◆ BARIS TERSIMPAN ◆
/---
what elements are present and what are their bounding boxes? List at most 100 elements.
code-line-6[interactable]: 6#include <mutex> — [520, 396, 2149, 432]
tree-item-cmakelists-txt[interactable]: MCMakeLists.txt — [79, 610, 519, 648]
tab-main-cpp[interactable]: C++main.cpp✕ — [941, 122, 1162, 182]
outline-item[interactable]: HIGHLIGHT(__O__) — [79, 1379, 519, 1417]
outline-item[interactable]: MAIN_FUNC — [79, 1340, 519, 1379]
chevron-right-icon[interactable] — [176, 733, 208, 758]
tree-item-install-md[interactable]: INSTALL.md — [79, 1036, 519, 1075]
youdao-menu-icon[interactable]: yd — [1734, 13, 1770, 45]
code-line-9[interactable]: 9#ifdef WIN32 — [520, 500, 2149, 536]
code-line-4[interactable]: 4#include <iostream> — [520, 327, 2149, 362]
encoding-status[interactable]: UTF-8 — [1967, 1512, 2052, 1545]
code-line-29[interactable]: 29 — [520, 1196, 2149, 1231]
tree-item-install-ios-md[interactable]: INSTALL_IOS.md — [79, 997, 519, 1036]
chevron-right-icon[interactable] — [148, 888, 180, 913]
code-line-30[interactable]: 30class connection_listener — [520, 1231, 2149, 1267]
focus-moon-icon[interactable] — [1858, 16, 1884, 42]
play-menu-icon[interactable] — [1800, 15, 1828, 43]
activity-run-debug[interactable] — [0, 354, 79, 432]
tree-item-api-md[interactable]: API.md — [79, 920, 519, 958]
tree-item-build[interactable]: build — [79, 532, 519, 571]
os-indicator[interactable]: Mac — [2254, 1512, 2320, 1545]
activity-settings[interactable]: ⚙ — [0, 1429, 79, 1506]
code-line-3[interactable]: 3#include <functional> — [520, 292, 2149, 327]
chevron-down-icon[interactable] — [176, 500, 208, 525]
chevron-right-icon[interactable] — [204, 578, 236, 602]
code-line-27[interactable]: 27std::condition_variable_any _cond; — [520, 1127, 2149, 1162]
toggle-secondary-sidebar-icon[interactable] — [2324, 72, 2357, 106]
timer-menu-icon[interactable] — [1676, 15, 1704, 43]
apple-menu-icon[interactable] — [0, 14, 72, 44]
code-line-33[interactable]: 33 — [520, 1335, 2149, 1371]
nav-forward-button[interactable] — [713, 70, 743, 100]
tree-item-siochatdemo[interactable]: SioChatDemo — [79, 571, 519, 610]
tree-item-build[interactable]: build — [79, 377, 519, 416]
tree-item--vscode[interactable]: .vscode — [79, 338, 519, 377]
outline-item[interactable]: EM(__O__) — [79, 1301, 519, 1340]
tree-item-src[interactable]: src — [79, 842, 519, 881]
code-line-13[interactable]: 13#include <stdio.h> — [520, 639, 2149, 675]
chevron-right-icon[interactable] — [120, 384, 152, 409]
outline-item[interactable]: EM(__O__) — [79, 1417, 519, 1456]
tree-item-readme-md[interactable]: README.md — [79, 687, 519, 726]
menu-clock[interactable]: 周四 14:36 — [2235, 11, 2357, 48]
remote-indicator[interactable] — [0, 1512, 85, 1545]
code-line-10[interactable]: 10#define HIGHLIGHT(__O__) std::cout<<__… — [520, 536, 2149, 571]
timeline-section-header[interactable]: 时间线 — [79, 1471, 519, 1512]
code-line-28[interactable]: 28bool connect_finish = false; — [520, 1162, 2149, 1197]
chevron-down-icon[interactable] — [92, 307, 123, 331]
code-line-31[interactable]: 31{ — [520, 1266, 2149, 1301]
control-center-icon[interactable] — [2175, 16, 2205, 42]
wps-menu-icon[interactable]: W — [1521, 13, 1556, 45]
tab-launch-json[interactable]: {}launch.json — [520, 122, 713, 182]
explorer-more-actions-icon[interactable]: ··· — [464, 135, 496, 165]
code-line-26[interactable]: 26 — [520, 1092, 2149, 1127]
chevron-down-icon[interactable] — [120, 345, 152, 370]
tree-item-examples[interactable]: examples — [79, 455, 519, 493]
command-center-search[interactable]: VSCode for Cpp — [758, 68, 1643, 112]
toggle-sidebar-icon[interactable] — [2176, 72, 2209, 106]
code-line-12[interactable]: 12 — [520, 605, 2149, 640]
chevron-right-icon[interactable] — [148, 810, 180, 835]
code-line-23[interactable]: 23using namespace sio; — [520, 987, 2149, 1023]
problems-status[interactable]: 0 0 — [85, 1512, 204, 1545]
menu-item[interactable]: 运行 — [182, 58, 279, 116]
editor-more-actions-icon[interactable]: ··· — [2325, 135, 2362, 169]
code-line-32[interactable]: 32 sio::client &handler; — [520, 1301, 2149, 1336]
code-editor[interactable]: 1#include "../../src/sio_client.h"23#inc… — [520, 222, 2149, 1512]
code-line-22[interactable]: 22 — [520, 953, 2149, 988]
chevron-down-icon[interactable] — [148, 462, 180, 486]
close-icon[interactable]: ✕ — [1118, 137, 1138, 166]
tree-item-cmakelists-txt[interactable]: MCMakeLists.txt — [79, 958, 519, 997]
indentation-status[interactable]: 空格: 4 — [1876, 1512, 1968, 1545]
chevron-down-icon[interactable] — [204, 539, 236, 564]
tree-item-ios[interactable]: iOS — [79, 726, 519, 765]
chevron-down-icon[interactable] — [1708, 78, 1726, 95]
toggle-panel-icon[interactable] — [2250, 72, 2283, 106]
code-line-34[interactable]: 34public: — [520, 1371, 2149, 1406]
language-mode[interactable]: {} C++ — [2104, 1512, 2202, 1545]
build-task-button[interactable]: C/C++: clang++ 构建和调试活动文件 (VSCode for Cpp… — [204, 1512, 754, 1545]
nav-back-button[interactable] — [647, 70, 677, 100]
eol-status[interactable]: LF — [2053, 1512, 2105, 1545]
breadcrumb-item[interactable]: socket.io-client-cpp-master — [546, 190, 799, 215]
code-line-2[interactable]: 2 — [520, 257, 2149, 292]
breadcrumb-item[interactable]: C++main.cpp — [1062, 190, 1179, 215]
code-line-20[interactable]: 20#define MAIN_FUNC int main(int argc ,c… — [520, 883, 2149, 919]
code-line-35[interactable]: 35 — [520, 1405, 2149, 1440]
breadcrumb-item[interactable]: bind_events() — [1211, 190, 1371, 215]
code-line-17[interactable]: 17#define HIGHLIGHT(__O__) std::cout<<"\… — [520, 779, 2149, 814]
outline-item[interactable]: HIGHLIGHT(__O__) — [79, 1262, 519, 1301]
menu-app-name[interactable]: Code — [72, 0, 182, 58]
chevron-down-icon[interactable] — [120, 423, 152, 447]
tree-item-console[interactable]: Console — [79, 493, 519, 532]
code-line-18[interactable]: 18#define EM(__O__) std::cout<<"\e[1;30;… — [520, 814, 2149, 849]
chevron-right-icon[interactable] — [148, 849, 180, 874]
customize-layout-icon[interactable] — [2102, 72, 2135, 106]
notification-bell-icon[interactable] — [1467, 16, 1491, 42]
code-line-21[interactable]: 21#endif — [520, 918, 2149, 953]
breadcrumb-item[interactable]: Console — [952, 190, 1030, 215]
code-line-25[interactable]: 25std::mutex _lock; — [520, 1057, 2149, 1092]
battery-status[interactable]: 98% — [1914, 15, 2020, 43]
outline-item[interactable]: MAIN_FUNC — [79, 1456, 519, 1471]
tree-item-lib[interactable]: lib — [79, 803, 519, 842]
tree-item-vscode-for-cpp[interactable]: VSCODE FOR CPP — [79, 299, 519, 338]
\---
◆ TUGAS LATIHAN ◆
Salin tanpa perubahan baris-baris mulai dari awal item sampai dengan baris yang memuat "610, 519, 648]", termasuk baris tersebut.

◆ KELUARAN LENGKAP ◆
what elements are present and what are their bounding boxes? List at most 100 elements.
code-line-6[interactable]: 6#include <mutex> — [520, 396, 2149, 432]
tree-item-cmakelists-txt[interactable]: MCMakeLists.txt — [79, 610, 519, 648]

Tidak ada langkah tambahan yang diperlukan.